Determine the number of lines where "filled" occurs and reply with that number by itself.
_ _ _ _
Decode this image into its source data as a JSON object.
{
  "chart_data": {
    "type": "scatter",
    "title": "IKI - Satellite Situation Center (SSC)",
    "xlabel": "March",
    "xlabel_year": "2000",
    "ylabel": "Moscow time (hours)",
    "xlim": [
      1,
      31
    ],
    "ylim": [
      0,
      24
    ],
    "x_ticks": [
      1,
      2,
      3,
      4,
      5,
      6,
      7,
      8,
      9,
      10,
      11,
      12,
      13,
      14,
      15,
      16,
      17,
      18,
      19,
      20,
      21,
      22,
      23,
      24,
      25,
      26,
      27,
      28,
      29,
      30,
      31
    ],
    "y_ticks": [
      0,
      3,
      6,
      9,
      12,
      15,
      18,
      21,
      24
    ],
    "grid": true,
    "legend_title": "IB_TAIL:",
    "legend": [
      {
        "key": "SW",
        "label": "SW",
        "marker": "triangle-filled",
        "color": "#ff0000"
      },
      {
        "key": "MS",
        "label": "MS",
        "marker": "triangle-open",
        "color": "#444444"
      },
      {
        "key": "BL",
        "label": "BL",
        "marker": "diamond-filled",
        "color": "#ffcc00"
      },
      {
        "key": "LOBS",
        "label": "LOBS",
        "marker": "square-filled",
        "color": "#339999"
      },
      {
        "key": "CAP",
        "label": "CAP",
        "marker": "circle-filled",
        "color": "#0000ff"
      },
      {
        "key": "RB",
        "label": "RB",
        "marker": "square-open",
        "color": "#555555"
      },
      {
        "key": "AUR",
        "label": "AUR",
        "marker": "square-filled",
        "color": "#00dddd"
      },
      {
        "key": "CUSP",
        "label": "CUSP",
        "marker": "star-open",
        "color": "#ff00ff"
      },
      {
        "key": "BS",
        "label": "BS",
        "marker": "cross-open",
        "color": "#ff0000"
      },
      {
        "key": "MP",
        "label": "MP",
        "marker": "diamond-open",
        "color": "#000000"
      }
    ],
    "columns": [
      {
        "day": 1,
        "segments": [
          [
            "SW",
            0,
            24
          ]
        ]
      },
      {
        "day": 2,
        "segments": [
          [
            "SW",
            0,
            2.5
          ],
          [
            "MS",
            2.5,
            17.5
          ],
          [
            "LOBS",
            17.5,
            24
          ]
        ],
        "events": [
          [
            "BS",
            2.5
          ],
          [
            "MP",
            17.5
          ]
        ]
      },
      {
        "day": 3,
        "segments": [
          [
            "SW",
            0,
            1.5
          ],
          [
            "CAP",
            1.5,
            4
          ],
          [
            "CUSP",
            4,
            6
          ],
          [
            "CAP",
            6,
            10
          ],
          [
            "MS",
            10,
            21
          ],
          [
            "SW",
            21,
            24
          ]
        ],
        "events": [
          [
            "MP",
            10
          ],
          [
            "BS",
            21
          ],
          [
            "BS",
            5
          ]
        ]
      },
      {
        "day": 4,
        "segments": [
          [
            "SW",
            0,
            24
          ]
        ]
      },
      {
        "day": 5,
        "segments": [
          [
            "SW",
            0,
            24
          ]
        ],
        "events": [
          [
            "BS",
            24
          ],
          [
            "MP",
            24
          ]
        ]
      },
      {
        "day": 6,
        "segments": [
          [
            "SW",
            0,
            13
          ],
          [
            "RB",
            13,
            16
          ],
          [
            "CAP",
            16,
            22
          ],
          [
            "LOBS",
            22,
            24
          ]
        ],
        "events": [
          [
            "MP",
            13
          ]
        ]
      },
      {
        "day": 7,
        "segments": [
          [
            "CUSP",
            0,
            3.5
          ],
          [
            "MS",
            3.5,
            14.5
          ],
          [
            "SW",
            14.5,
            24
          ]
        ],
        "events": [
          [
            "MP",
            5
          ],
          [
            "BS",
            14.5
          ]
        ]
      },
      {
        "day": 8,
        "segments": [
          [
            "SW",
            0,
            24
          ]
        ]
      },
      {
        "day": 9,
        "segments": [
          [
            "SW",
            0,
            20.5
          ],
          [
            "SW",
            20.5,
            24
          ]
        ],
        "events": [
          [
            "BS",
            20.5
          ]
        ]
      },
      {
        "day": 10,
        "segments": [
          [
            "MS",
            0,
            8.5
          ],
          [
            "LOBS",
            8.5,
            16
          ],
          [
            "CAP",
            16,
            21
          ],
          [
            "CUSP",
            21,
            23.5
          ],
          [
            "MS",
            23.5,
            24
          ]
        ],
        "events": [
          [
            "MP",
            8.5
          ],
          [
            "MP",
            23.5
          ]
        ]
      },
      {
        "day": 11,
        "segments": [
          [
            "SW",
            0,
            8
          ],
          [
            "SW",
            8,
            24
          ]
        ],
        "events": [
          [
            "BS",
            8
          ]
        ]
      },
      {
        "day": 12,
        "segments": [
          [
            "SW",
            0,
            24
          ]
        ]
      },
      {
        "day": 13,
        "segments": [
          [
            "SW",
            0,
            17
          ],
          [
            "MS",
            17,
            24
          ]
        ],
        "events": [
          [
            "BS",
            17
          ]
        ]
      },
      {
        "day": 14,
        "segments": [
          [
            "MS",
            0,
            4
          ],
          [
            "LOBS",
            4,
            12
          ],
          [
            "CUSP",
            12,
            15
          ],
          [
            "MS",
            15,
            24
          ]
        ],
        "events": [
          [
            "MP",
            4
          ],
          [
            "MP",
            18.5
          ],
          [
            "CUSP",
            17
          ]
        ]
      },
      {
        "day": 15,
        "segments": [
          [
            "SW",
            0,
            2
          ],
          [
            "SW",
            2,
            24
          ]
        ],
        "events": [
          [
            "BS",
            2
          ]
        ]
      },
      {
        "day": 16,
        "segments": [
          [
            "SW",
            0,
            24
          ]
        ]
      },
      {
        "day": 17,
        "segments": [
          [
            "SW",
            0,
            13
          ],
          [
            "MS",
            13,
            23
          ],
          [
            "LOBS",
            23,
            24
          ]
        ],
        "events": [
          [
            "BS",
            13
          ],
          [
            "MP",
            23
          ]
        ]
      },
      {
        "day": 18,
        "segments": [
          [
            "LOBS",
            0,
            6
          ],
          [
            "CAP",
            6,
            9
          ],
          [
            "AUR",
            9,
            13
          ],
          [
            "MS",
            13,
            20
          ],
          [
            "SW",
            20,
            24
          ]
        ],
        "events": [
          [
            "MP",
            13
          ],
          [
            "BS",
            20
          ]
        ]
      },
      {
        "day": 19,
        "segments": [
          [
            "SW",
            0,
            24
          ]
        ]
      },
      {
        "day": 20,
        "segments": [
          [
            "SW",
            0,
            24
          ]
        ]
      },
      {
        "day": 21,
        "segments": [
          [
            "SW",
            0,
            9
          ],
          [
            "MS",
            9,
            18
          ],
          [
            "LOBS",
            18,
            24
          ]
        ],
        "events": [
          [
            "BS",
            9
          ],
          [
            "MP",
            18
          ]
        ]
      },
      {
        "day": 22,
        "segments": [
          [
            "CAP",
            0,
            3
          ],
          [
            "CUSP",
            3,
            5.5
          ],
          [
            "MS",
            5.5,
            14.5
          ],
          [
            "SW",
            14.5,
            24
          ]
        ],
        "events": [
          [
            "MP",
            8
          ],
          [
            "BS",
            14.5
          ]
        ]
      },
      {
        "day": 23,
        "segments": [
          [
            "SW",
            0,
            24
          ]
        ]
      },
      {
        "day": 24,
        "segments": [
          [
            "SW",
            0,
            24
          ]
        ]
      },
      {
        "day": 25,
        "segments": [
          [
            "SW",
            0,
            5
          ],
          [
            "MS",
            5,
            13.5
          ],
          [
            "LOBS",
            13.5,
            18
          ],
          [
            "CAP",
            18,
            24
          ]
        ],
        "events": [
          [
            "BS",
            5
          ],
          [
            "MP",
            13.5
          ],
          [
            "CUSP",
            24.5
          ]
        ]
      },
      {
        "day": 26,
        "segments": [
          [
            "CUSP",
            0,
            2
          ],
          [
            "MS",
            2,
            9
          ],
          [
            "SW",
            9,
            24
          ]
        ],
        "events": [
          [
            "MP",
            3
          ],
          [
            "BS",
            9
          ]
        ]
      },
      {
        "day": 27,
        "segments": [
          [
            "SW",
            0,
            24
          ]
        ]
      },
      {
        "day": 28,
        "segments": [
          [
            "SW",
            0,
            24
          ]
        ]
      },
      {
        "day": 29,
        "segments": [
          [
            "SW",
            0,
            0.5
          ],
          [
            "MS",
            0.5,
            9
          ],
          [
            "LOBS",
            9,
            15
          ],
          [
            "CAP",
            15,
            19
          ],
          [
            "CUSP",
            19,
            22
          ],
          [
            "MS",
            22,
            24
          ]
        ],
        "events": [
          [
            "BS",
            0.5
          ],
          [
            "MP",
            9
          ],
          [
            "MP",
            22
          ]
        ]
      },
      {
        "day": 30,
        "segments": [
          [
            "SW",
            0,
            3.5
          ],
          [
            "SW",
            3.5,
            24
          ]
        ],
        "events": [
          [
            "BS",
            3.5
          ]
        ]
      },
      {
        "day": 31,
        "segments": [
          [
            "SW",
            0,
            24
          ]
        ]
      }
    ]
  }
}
_ _ _ _
EXERCISE RESULT
5